Exercise task: Count each line in which the word "functions" appears. Reply with the total and nothing more.

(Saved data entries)

■ ■ ■

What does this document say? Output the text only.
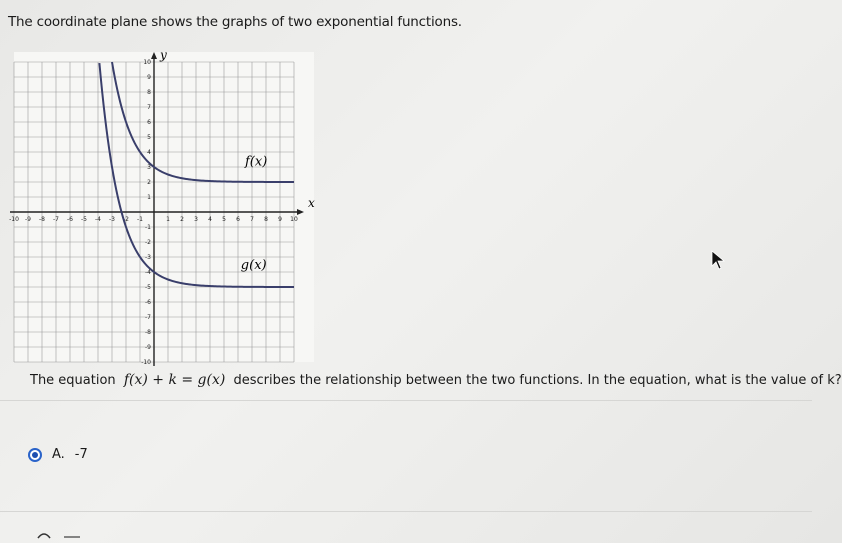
The coordinate plane shows the graphs of two exponential functions.
-10 -9 -8 -7 -6 -5 -4 -3 -2 -1	1 2 3 4 5 6 7 8 9 10
10
9
8
7
6
5
4
3
2
1
-1
-2
-3
-4
-5
-6
-7
-8
-9
-10
f(x)
g(x)
x
y
The equation f(x) + k = g(x) describes the relationship between the two functions. In the equation, what is the value of k?
A. -7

■ ■ ■

Exercise answer: 2